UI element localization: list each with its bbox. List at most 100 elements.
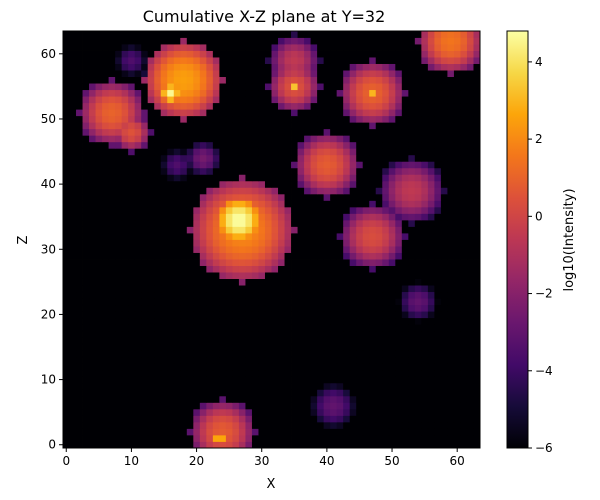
heatmap-cell (284, 76, 292, 84)
heatmap-cell (251, 382, 259, 390)
heatmap-cell (69, 330, 77, 338)
heatmap-cell (154, 174, 162, 182)
heatmap-cell (362, 415, 370, 423)
heatmap-cell (199, 135, 207, 143)
heatmap-cell (76, 161, 83, 169)
heatmap-cell (69, 259, 77, 266)
heatmap-cell (180, 96, 188, 104)
heatmap-cell (141, 115, 149, 123)
heatmap-cell (330, 44, 338, 51)
heatmap-cell (180, 389, 188, 397)
heatmap-cell (297, 213, 305, 221)
heatmap-cell (336, 70, 344, 78)
heatmap-cell (317, 298, 325, 306)
heatmap-cell (121, 148, 129, 156)
heatmap-cell (349, 141, 357, 149)
heatmap-cell (349, 239, 357, 247)
heatmap-cell (102, 37, 110, 45)
heatmap-cell (401, 148, 409, 156)
heatmap-cell (212, 376, 220, 384)
heatmap-cell (356, 441, 364, 449)
heatmap-cell (375, 226, 383, 234)
heatmap-cell (447, 128, 455, 136)
heatmap-cell (395, 180, 403, 188)
heatmap-cell (160, 343, 168, 351)
heatmap-cell (219, 154, 227, 162)
heatmap-cell (95, 278, 103, 286)
colorbar-tick-label: 0 (535, 209, 543, 223)
heatmap-cell (336, 285, 344, 293)
heatmap-cell (447, 174, 455, 182)
heatmap-cell (356, 76, 364, 84)
heatmap-cell (154, 141, 162, 149)
heatmap-cell (160, 167, 168, 175)
heatmap-cell (291, 76, 298, 84)
heatmap-cell (414, 115, 422, 123)
heatmap-cell (349, 317, 357, 325)
heatmap-cell (154, 63, 162, 71)
heatmap-cell (291, 141, 298, 149)
heatmap-cell (115, 428, 123, 436)
heatmap-cell (310, 148, 318, 156)
heatmap-cell (141, 369, 149, 377)
heatmap-cell (186, 369, 194, 377)
heatmap-cell (297, 44, 305, 51)
x-tick-label: 40 (319, 454, 334, 468)
heatmap-cell (147, 115, 155, 123)
heatmap-cell (251, 44, 259, 51)
heatmap-cell (219, 148, 227, 156)
heatmap-cell (278, 70, 285, 78)
heatmap-cell (408, 96, 416, 104)
heatmap-cell (414, 161, 422, 169)
heatmap-cell (317, 76, 325, 84)
heatmap-cell (134, 187, 142, 195)
heatmap-cell (82, 272, 90, 279)
heatmap-cell (271, 213, 279, 221)
heatmap-cell (284, 311, 292, 319)
heatmap-cell (447, 161, 455, 169)
heatmap-cell (199, 76, 207, 84)
heatmap-cell (343, 428, 351, 436)
heatmap-cell (258, 37, 266, 45)
heatmap-cell (193, 382, 201, 390)
heatmap-cell (369, 337, 377, 345)
heatmap-cell (186, 167, 194, 175)
heatmap-cell (76, 115, 83, 123)
heatmap-cell (369, 408, 377, 416)
heatmap-cell (427, 402, 435, 410)
heatmap-cell (134, 161, 142, 169)
heatmap-cell (115, 441, 123, 449)
heatmap-cell (356, 428, 364, 436)
heatmap-cell (375, 311, 383, 319)
heatmap-cell (245, 434, 253, 442)
heatmap-cell (232, 402, 240, 410)
heatmap-cell (245, 343, 253, 351)
heatmap-cell (264, 265, 272, 273)
heatmap-cell (141, 148, 149, 156)
heatmap-cell (466, 50, 474, 58)
heatmap-cell (284, 226, 292, 234)
heatmap-cell (186, 148, 194, 156)
heatmap-cell (382, 350, 390, 358)
heatmap-cell (134, 278, 142, 286)
heatmap-cell (134, 89, 142, 97)
heatmap-cell (199, 63, 207, 71)
heatmap-cell (134, 213, 142, 221)
heatmap-cell (102, 135, 110, 143)
heatmap-cell (440, 415, 448, 423)
heatmap-cell (284, 402, 292, 410)
heatmap-cell (134, 44, 142, 51)
heatmap-cell (395, 246, 403, 253)
heatmap-cell (225, 206, 233, 214)
heatmap-cell (206, 304, 214, 312)
heatmap-cell (284, 37, 292, 45)
heatmap-cell (89, 115, 96, 123)
heatmap-cell (154, 154, 162, 162)
heatmap-cell (115, 135, 123, 143)
heatmap-cell (173, 161, 181, 169)
heatmap-cell (453, 428, 461, 436)
heatmap-cell (121, 317, 129, 325)
heatmap-cell (291, 148, 298, 156)
heatmap-cell (304, 187, 311, 195)
heatmap-cell (199, 226, 207, 234)
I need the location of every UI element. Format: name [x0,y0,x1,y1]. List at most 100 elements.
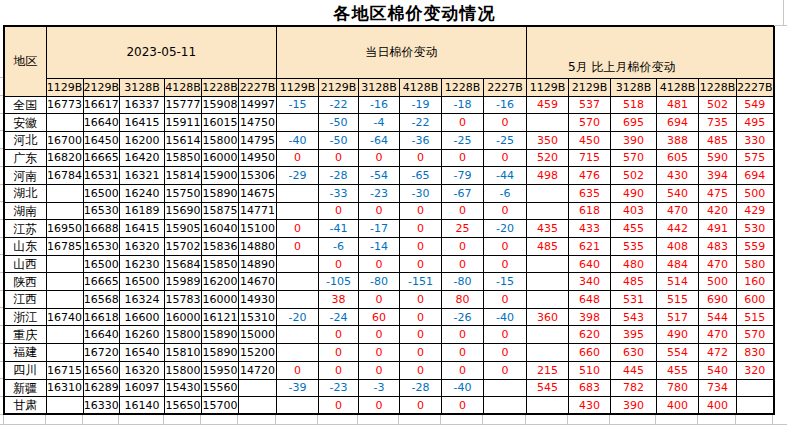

-- TASK GOAL --
Can you write out every line of the records above word for word, leaving out the pictures?

-- THE COMPLETED TASK --
UI element localization: list each with its bbox. List at most 100 elements.
heatmap-cell (284, 76, 292, 84)
heatmap-cell (251, 382, 259, 390)
heatmap-cell (69, 330, 77, 338)
heatmap-cell (154, 174, 162, 182)
heatmap-cell (362, 415, 370, 423)
heatmap-cell (199, 135, 207, 143)
heatmap-cell (76, 161, 83, 169)
heatmap-cell (69, 259, 77, 266)
heatmap-cell (180, 96, 188, 104)
heatmap-cell (141, 115, 149, 123)
heatmap-cell (330, 44, 338, 51)
heatmap-cell (180, 389, 188, 397)
heatmap-cell (297, 213, 305, 221)
heatmap-cell (336, 70, 344, 78)
heatmap-cell (317, 298, 325, 306)
heatmap-cell (121, 148, 129, 156)
heatmap-cell (349, 141, 357, 149)
heatmap-cell (349, 239, 357, 247)
heatmap-cell (102, 37, 110, 45)
heatmap-cell (401, 148, 409, 156)
heatmap-cell (212, 376, 220, 384)
heatmap-cell (356, 441, 364, 449)
heatmap-cell (375, 226, 383, 234)
heatmap-cell (447, 128, 455, 136)
heatmap-cell (395, 180, 403, 188)
heatmap-cell (160, 343, 168, 351)
heatmap-cell (219, 154, 227, 162)
heatmap-cell (95, 278, 103, 286)
colorbar-tick-label: 0 (535, 209, 543, 223)
heatmap-cell (336, 285, 344, 293)
heatmap-cell (447, 174, 455, 182)
heatmap-cell (356, 76, 364, 84)
heatmap-cell (154, 141, 162, 149)
heatmap-cell (160, 167, 168, 175)
heatmap-cell (291, 76, 298, 84)
heatmap-cell (414, 115, 422, 123)
heatmap-cell (349, 317, 357, 325)
heatmap-cell (154, 63, 162, 71)
heatmap-cell (291, 141, 298, 149)
heatmap-cell (115, 428, 123, 436)
heatmap-cell (310, 148, 318, 156)
heatmap-cell (141, 369, 149, 377)
heatmap-cell (186, 369, 194, 377)
heatmap-cell (297, 44, 305, 51)
x-tick-label: 40 (319, 454, 334, 468)
heatmap-cell (147, 115, 155, 123)
heatmap-cell (251, 44, 259, 51)
heatmap-cell (219, 148, 227, 156)
heatmap-cell (278, 70, 285, 78)
heatmap-cell (408, 96, 416, 104)
heatmap-cell (414, 161, 422, 169)
heatmap-cell (317, 76, 325, 84)
heatmap-cell (134, 187, 142, 195)
heatmap-cell (82, 272, 90, 279)
heatmap-cell (271, 213, 279, 221)
heatmap-cell (284, 311, 292, 319)
heatmap-cell (447, 161, 455, 169)
heatmap-cell (199, 76, 207, 84)
heatmap-cell (343, 428, 351, 436)
heatmap-cell (258, 37, 266, 45)
heatmap-cell (193, 382, 201, 390)
heatmap-cell (369, 337, 377, 345)
heatmap-cell (186, 167, 194, 175)
heatmap-cell (76, 115, 83, 123)
heatmap-cell (369, 408, 377, 416)
heatmap-cell (427, 402, 435, 410)
heatmap-cell (134, 161, 142, 169)
heatmap-cell (115, 441, 123, 449)
heatmap-cell (356, 428, 364, 436)
heatmap-cell (375, 311, 383, 319)
heatmap-cell (245, 434, 253, 442)
heatmap-cell (232, 402, 240, 410)
heatmap-cell (245, 343, 253, 351)
heatmap-cell (264, 265, 272, 273)
heatmap-cell (141, 148, 149, 156)
heatmap-cell (466, 50, 474, 58)
heatmap-cell (284, 226, 292, 234)
heatmap-cell (186, 148, 194, 156)
heatmap-cell (382, 350, 390, 358)
heatmap-cell (134, 278, 142, 286)
heatmap-cell (134, 89, 142, 97)
heatmap-cell (199, 63, 207, 71)
heatmap-cell (134, 213, 142, 221)
heatmap-cell (102, 135, 110, 143)
heatmap-cell (440, 415, 448, 423)
heatmap-cell (284, 402, 292, 410)
heatmap-cell (134, 44, 142, 51)
heatmap-cell (395, 246, 403, 253)
heatmap-cell (225, 206, 233, 214)
heatmap-cell (206, 304, 214, 312)
heatmap-cell (284, 37, 292, 45)
heatmap-cell (89, 115, 96, 123)
heatmap-cell (154, 154, 162, 162)
heatmap-cell (115, 135, 123, 143)
heatmap-cell (173, 161, 181, 169)
heatmap-cell (453, 428, 461, 436)
heatmap-cell (121, 317, 129, 325)
heatmap-cell (291, 148, 298, 156)
heatmap-cell (304, 187, 311, 195)
heatmap-cell (199, 226, 207, 234)
I need the location of every UI element. Format: name [x0,y0,x1,y1]. List at most 100 elements.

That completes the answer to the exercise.